:: Records

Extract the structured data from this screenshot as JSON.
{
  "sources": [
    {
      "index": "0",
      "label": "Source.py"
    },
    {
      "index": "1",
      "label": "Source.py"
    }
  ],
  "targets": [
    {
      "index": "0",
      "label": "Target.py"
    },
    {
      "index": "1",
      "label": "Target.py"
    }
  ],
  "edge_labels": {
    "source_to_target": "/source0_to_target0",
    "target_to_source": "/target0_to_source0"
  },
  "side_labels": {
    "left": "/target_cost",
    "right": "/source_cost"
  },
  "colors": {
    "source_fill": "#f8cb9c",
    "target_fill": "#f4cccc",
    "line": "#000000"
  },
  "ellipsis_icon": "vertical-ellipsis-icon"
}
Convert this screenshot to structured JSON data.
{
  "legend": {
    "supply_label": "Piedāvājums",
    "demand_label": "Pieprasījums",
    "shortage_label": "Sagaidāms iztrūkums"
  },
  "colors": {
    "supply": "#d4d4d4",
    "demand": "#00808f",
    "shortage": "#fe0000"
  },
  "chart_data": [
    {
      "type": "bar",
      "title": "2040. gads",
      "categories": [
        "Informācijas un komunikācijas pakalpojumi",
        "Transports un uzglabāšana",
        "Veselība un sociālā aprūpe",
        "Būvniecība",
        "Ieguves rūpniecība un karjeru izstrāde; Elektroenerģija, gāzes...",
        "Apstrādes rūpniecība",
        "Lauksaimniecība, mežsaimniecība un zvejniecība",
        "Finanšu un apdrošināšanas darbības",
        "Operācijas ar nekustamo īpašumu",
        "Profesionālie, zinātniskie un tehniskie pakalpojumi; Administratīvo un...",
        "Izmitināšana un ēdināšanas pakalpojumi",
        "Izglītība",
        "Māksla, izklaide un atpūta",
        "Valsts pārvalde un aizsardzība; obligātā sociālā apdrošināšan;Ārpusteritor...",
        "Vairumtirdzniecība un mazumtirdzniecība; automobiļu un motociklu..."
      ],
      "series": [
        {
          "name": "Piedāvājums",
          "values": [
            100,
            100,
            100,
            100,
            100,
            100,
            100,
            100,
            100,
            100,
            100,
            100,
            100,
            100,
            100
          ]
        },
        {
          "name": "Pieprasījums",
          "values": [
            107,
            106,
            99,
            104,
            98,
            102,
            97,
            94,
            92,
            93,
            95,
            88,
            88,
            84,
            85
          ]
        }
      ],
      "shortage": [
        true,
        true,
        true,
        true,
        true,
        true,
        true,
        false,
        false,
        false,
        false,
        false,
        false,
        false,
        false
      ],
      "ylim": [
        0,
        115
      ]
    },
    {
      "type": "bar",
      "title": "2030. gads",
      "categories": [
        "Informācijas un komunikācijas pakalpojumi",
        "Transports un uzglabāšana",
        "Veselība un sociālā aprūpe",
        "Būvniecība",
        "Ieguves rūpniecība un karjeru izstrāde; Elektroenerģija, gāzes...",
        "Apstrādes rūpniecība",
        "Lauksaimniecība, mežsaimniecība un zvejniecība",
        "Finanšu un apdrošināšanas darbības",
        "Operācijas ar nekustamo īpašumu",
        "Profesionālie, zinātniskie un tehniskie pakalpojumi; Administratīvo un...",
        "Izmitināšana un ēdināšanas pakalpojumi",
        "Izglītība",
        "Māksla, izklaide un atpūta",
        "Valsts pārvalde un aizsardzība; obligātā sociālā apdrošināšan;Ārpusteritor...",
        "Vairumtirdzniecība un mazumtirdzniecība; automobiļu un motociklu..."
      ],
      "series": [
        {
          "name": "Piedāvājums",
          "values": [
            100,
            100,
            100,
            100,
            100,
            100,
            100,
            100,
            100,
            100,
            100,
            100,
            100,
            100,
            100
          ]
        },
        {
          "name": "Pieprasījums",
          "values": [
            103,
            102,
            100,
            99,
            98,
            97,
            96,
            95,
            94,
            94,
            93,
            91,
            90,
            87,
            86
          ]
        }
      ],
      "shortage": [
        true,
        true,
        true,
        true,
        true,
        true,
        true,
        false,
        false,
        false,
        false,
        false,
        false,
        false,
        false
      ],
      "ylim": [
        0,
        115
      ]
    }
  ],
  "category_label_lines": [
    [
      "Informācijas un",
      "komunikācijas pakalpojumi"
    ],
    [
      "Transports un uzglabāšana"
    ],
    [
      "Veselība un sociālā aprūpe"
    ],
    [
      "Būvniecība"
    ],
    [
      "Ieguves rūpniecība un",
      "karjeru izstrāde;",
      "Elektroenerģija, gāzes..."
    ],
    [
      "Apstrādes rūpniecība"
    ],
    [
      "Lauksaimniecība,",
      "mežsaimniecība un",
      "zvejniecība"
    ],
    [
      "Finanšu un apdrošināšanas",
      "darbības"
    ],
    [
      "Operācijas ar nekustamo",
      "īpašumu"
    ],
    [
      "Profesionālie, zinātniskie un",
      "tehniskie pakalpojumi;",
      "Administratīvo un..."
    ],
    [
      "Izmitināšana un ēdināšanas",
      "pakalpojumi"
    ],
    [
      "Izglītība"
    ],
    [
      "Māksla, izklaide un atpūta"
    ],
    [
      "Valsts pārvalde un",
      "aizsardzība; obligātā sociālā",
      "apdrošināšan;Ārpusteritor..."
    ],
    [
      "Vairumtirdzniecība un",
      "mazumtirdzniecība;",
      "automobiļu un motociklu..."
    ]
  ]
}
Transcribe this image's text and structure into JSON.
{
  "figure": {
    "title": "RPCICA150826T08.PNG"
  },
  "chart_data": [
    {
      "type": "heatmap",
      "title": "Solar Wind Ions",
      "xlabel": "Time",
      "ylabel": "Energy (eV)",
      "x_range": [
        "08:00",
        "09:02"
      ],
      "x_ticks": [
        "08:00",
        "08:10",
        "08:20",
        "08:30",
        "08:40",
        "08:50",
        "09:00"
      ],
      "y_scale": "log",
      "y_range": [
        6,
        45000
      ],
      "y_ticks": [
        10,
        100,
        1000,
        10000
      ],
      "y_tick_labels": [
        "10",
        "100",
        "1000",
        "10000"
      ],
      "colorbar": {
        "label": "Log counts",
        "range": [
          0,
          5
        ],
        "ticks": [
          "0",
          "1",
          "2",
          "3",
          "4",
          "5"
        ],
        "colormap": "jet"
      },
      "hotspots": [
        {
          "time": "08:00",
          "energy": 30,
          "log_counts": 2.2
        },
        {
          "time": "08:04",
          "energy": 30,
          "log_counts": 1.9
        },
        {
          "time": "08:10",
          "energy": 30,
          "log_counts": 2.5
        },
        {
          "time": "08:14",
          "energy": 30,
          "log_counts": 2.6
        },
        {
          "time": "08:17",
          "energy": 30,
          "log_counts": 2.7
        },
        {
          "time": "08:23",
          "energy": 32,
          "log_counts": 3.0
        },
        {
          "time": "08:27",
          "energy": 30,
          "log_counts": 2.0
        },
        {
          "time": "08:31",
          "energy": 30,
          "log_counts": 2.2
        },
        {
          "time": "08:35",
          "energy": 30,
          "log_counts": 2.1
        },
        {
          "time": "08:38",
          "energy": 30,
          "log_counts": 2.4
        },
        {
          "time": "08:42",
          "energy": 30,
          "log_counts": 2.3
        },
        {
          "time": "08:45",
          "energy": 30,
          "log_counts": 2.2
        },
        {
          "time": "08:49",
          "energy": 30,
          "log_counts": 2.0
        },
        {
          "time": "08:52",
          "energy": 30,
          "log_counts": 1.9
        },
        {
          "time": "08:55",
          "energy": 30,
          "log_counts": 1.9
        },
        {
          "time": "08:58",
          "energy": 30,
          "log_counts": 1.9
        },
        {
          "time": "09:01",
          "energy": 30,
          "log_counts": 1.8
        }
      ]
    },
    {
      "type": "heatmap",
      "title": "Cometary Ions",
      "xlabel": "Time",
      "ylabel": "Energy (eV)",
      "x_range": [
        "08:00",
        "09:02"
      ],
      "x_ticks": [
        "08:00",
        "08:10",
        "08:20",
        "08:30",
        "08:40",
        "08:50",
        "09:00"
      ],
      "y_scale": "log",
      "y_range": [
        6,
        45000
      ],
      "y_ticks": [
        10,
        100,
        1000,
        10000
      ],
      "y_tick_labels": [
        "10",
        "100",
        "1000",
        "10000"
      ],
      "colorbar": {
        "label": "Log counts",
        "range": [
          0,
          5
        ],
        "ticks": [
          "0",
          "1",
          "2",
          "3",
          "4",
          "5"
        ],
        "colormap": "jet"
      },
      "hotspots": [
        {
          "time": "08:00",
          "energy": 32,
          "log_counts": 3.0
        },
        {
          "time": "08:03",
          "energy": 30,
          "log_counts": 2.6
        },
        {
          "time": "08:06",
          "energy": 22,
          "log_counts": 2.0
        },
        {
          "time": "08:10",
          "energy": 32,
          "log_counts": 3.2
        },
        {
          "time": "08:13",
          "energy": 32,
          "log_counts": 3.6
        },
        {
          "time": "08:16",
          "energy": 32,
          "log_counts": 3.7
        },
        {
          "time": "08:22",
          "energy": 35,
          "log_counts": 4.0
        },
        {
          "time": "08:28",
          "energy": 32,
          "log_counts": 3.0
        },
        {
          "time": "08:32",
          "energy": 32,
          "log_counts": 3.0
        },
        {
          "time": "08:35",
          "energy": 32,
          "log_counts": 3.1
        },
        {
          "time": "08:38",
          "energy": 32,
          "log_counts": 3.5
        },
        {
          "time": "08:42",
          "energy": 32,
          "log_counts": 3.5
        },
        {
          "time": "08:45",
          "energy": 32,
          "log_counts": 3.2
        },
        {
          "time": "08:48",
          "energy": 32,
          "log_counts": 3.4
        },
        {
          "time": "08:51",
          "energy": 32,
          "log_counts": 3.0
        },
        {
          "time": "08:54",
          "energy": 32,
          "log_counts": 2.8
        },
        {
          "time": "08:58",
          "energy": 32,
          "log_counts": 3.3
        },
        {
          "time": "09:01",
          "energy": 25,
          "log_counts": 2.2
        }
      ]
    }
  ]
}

::::

● Task requirements:
Pull out each line containing the word "Ions" and copy it.

● Final result:
      "title": "Solar Wind Ions",
      "title": "Cometary Ions",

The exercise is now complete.